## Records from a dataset

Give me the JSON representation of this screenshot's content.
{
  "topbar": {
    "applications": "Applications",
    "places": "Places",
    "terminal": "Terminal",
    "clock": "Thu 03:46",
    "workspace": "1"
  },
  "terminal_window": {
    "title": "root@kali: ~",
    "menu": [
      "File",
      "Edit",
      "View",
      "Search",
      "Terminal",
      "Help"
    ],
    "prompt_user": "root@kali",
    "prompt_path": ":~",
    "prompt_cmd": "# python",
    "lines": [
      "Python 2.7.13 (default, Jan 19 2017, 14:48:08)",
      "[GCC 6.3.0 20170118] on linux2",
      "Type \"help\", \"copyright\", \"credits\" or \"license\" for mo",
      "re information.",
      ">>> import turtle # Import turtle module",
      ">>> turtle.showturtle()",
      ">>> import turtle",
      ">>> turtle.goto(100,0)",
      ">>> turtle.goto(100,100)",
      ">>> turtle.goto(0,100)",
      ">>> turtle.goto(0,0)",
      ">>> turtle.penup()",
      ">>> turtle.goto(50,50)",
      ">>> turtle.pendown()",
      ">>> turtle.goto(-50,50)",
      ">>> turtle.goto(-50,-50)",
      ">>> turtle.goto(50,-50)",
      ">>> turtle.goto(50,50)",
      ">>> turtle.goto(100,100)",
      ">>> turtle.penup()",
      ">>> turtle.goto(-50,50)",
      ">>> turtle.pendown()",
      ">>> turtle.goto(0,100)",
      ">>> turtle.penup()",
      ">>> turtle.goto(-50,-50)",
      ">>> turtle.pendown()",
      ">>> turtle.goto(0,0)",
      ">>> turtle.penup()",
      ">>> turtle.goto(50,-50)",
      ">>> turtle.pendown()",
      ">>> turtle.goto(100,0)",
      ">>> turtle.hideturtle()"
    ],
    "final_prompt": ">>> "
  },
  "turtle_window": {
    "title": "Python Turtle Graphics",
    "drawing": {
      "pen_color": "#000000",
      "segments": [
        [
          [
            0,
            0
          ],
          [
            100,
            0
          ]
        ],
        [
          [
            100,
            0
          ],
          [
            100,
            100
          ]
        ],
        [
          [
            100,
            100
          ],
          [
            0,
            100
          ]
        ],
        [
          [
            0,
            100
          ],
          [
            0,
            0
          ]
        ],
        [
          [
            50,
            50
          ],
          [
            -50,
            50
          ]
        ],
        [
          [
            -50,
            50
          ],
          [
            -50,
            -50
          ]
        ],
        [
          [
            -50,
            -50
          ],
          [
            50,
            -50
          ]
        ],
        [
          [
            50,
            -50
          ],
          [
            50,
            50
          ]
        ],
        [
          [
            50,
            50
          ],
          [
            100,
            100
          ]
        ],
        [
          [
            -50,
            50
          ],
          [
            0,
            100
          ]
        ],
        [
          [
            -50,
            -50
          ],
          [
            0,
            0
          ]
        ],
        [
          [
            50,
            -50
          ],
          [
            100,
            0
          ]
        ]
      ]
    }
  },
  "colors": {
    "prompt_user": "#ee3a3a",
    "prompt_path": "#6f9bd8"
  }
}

## Problem requirements
Using the entries above, return each line that includes the word "kali".

## Result of the task
    "title": "root@kali: ~",
    "prompt_user": "root@kali",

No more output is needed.